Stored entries
-- begin --

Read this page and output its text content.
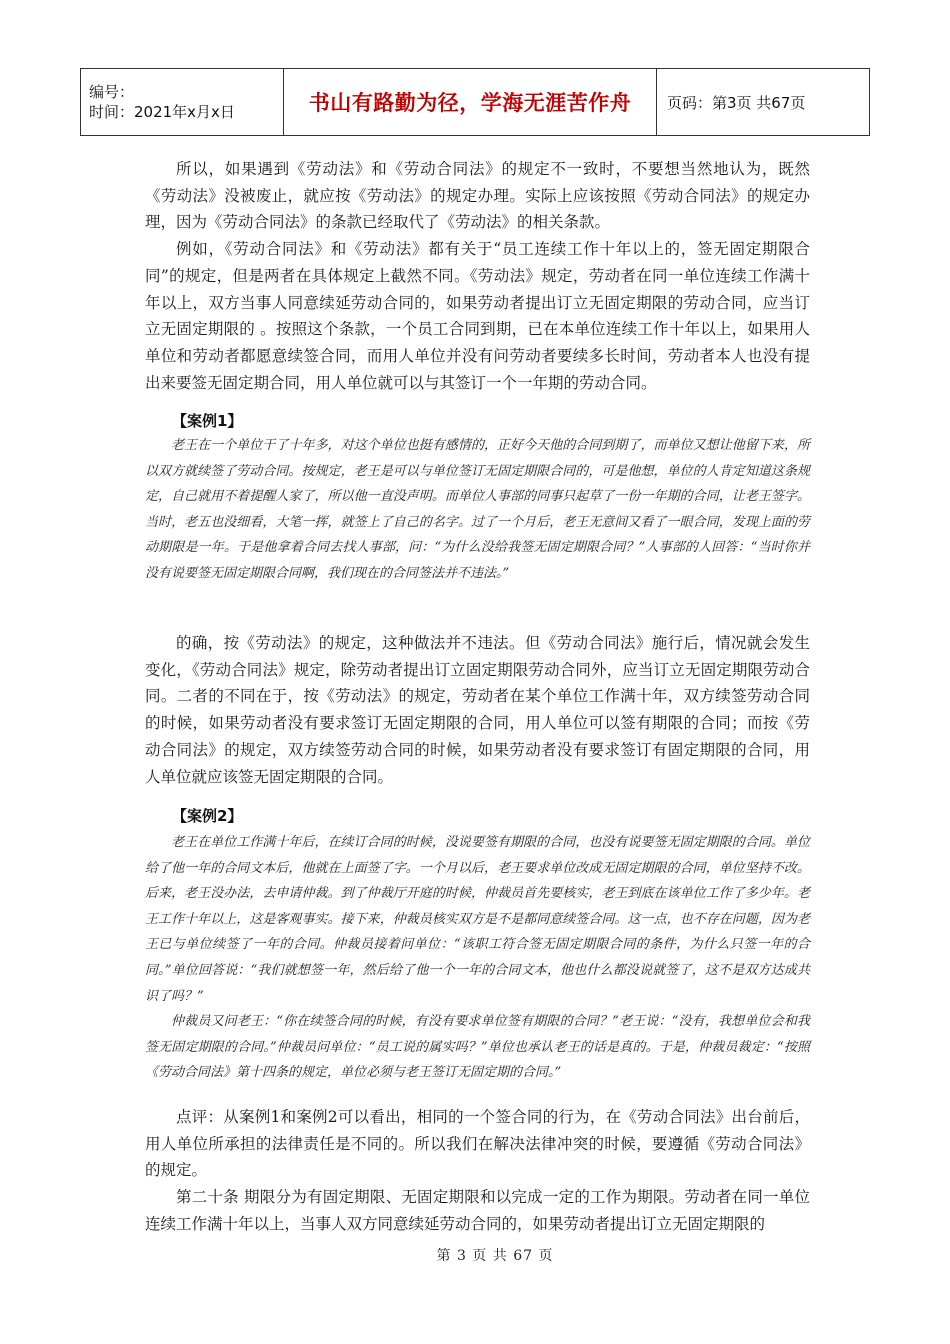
编号：
时间：2021年x月x日	书山有路勤为径，学海无涯苦作舟 页码：第3页 共67页

所以，如果遇到《劳动法》和《劳动合同法》的规定不一致时，不要想当然地认为，既然《劳动法》没被废止，就应按《劳动法》的规定办理。实际上应该按照《劳动合同法》的规定办理，因为《劳动合同法》的条款已经取代了《劳动法》的相关条款。

例如，《劳动合同法》和《劳动法》都有关于“员工连续工作十年以上的，签无固定期限合同”的规定，但是两者在具体规定上截然不同。《劳动法》规定，劳动者在同一单位连续工作满十年以上，双方当事人同意续延劳动合同的，如果劳动者提出订立无固定期限的劳动合同，应当订立无固定期限的 。按照这个条款，一个员工合同到期，已在本单位连续工作十年以上，如果用人单位和劳动者都愿意续签合同，而用人单位并没有问劳动者要续多长时间，劳动者本人也没有提出来要签无固定期合同，用人单位就可以与其签订一个一年期的劳动合同。

【案例1】

老王在一个单位干了十年多，对这个单位也挺有感情的，正好今天他的合同到期了，而单位又想让他留下来，所以双方就续签了劳动合同。按规定，老王是可以与单位签订无固定期限合同的，可是他想，单位的人肯定知道这条规定，自己就用不着提醒人家了，所以他一直没声明。而单位人事部的同事只起草了一份一年期的合同，让老王签字。当时，老五也没细看，大笔一挥，就签上了自己的名字。过了一个月后，老王无意间又看了一眼合同，发现上面的劳动期限是一年。于是他拿着合同去找人事部，问：“为什么没给我签无固定期限合同？”人事部的人回答：“当时你并没有说要签无固定期限合同啊，我们现在的合同签法并不违法。”

的确，按《劳动法》的规定，这种做法并不违法。但《劳动合同法》施行后，情况就会发生变化，《劳动合同法》规定，除劳动者提出订立固定期限劳动合同外，应当订立无固定期限劳动合同。二者的不同在于，按《劳动法》的规定，劳动者在某个单位工作满十年，双方续签劳动合同的时候，如果劳动者没有要求签订无固定期限的合同，用人单位可以签有期限的合同；而按《劳动合同法》的规定，双方续签劳动合同的时候，如果劳动者没有要求签订有固定期限的合同，用人单位就应该签无固定期限的合同。

【案例2】

老王在单位工作满十年后，在续订合同的时候，没说要签有期限的合同，也没有说要签无固定期限的合同。单位给了他一年的合同文本后，他就在上面签了字。一个月以后，老王要求单位改成无固定期限的合同，单位坚持不改。后来，老王没办法，去申请仲裁。到了仲裁厅开庭的时候，仲裁员首先要核实，老王到底在该单位工作了多少年。老王工作十年以上，这是客观事实。接下来，仲裁员核实双方是不是都同意续签合同。这一点，也不存在问题，因为老王已与单位续签了一年的合同。仲裁员接着问单位：“该职工符合签无固定期限合同的条件，为什么只签一年的合同。”单位回答说：“我们就想签一年，然后给了他一个一年的合同文本，他也什么都没说就签了，这不是双方达成共识了吗？”

仲裁员又问老王：“你在续签合同的时候，有没有要求单位签有期限的合同？”老王说：“没有，我想单位会和我签无固定期限的合同。”仲裁员问单位：“员工说的属实吗？”单位也承认老王的话是真的。于是，仲裁员裁定：“按照《劳动合同法》第十四条的规定，单位必须与老王签订无固定期的合同。”

点评：从案例1和案例2可以看出，相同的一个签合同的行为，在《劳动合同法》出台前后，用人单位所承担的法律责任是不同的。所以我们在解决法律冲突的时候，要遵循《劳动合同法》的规定。

第二十条 期限分为有固定期限、无固定期限和以完成一定的工作为期限。劳动者在同一单位连续工作满十年以上，当事人双方同意续延劳动合同的，如果劳动者提出订立无固定期限的

第 3 页 共 67 页
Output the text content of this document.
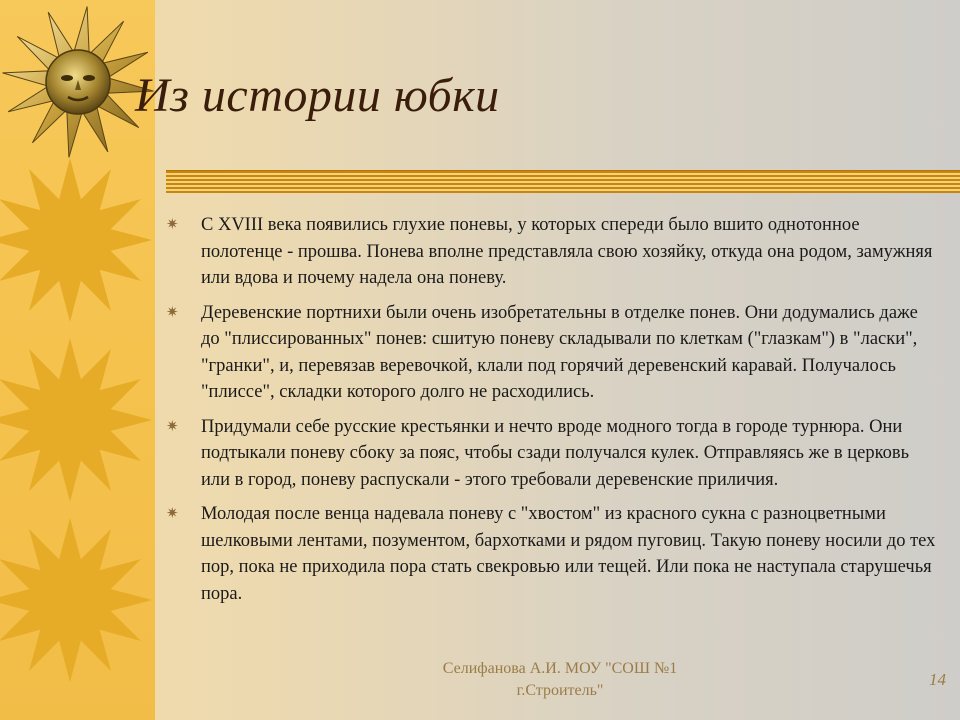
Из истории юбки
✷ С XVIII века появились глухие поневы, у которых спереди было вшито однотонное полотенце - прошва. Понева вполне представляла свою хозяйку, откуда она родом, замужняя или вдова и почему надела она поневу.
✷ Деревенские портнихи были очень изобретательны в отделке понев. Они додумались даже до "плиссированных" понев: сшитую поневу складывали по клеткам ("глазкам") в "ласки", "гранки", и, перевязав веревочкой, клали под горячий деревенский каравай. Получалось "плиссе", складки которого долго не расходились.
✷ Придумали себе русские крестьянки и нечто вроде модного тогда в городе турнюра. Они подтыкали поневу сбоку за пояс, чтобы сзади получался кулек. Отправляясь же в церковь или в город, поневу распускали - этого требовали деревенские приличия.
✷ Молодая после венца надевала поневу с "хвостом" из красного сукна с разноцветными шелковыми лентами, позументом, бархотками и рядом пуговиц. Такую поневу носили до тех пор, пока не приходила пора стать свекровью или тещей. Или пока не наступала старушечья пора.
Селифанова А.И. МОУ "СОШ №1
г.Строитель"
14
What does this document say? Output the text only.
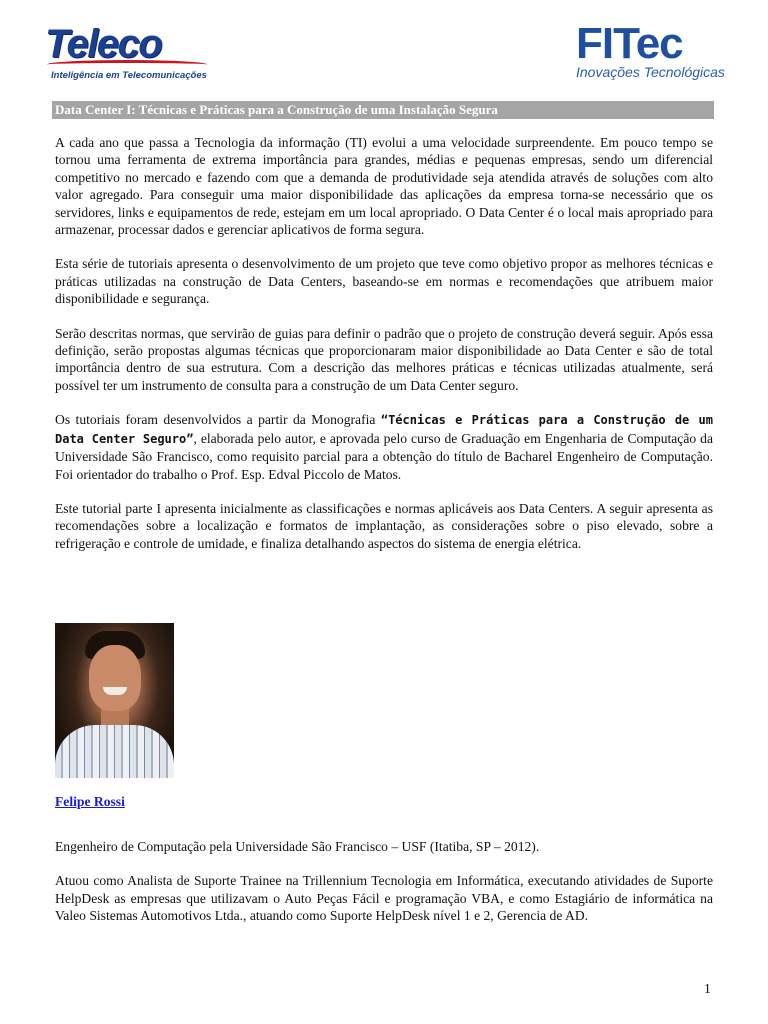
Teleco
Inteligência em Telecomunicações
FITec
Inovações Tecnológicas
Data Center I: Técnicas e Práticas para a Construção de uma Instalação Segura

A cada ano que passa a Tecnologia da informação (TI) evolui a uma velocidade surpreendente. Em pouco tempo se tornou uma ferramenta de extrema importância para grandes, médias e pequenas empresas, sendo um diferencial competitivo no mercado e fazendo com que a demanda de produtividade seja atendida através de soluções com alto valor agregado. Para conseguir uma maior disponibilidade das aplicações da empresa torna-se necessário que os servidores, links e equipamentos de rede, estejam em um local apropriado. O Data Center é o local mais apropriado para armazenar, processar dados e gerenciar aplicativos de forma segura.

Esta série de tutoriais apresenta o desenvolvimento de um projeto que teve como objetivo propor as melhores técnicas e práticas utilizadas na construção de Data Centers, baseando-se em normas e recomendações que atribuem maior disponibilidade e segurança.

Serão descritas normas, que servirão de guias para definir o padrão que o projeto de construção deverá seguir. Após essa definição, serão propostas algumas técnicas que proporcionaram maior disponibilidade ao Data Center e são de total importância dentro de sua estrutura. Com a descrição das melhores práticas e técnicas utilizadas atualmente, será possível ter um instrumento de consulta para a construção de um Data Center seguro.

Os tutoriais foram desenvolvidos a partir da Monografia “Técnicas e Práticas para a Construção de um Data Center Seguro”, elaborada pelo autor, e aprovada pelo curso de Graduação em Engenharia de Computação da Universidade São Francisco, como requisito parcial para a obtenção do título de Bacharel Engenheiro de Computação. Foi orientador do trabalho o Prof. Esp. Edval Piccolo de Matos.

Este tutorial parte I apresenta inicialmente as classificações e normas aplicáveis aos Data Centers. A seguir apresenta as recomendações sobre a localização e formatos de implantação, as considerações sobre o piso elevado, sobre a refrigeração e controle de umidade, e finaliza detalhando aspectos do sistema de energia elétrica.

Felipe Rossi

Engenheiro de Computação pela Universidade São Francisco – USF (Itatiba, SP – 2012).

Atuou como Analista de Suporte Trainee na Trillennium Tecnologia em Informática, executando atividades de Suporte HelpDesk as empresas que utilizavam o Auto Peças Fácil e programação VBA, e como Estagiário de informática na Valeo Sistemas Automotivos Ltda., atuando como Suporte HelpDesk nível 1 e 2, Gerencia de AD.

1
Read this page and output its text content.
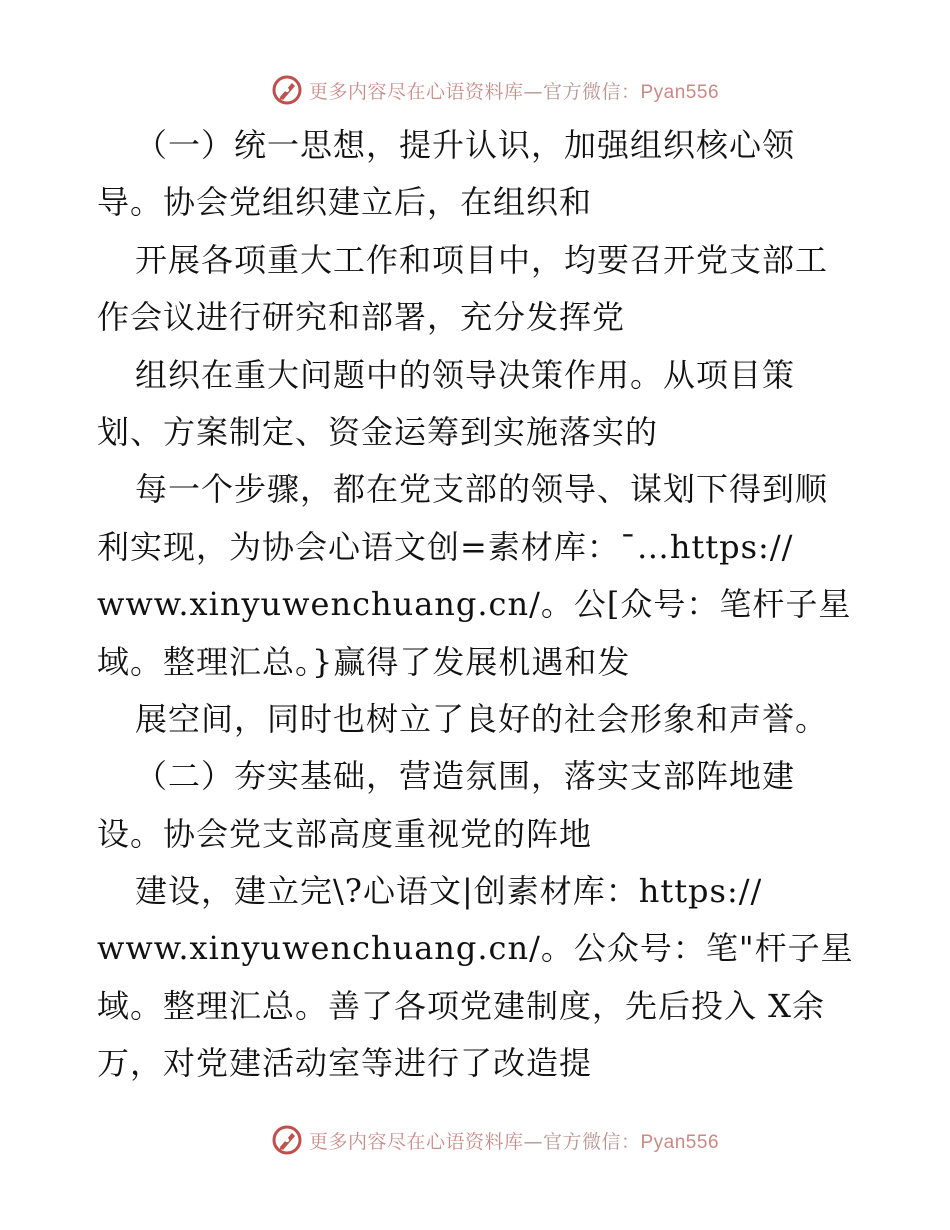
更多内容尽在心语资料库—官方微信：Pyan556
（一）统一思想，提升认识，加强组织核心领
导。协会党组织建立后，在组织和
开展各项重大工作和项目中，均要召开党支部工
作会议进行研究和部署，充分发挥党
组织在重大问题中的领导决策作用。从项目策
划、方案制定、资金运筹到实施落实的
每一个步骤，都在党支部的领导、谋划下得到顺
利实现，为协会心语文创=素材库：¯…https://
www.xinyuwenchuang.cn/。公[众号：笔杆子星
域。整理汇总。}赢得了发展机遇和发
展空间，同时也树立了良好的社会形象和声誉。
（二）夯实基础，营造氛围，落实支部阵地建
设。协会党支部高度重视党的阵地
建设，建立完\?心语文|创素材库：https://
www.xinyuwenchuang.cn/。公众号：笔"杆子星
域。整理汇总。善了各项党建制度，先后投入 X余
万，对党建活动室等进行了改造提
更多内容尽在心语资料库—官方微信：Pyan556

-- end --

* [STATED PROBLEM]: Search the data for the word "Tecnologia" and copy each line where it appears.

* [RESPONSE FOR THIS EXERCISE]:
A cada ano que passa a Tecnologia da informação (TI) evolui a uma velocidade surpreendente. Em pouco tempo se tornou uma ferramenta de extrema importância para grandes, médias e pequenas empresas, sendo um diferencial competitivo no mercado e fazendo com que a demanda de produtividade seja atendida através de soluções com alto valor agregado. Para conseguir uma maior disponibilidade das aplicações da empresa torna-se necessário que os servidores, links e equipamentos de rede, estejam em um local apropriado. O Data Center é o local mais apropriado para armazenar, processar dados e gerenciar aplicativos de forma segura.
Atuou como Analista de Suporte Trainee na Trillennium Tecnologia em Informática, executando atividades de Suporte HelpDesk as empresas que utilizavam o Auto Peças Fácil e programação VBA, e como Estagiário de informática na Valeo Sistemas Automotivos Ltda., atuando como Suporte HelpDesk nível 1 e 2, Gerencia de AD.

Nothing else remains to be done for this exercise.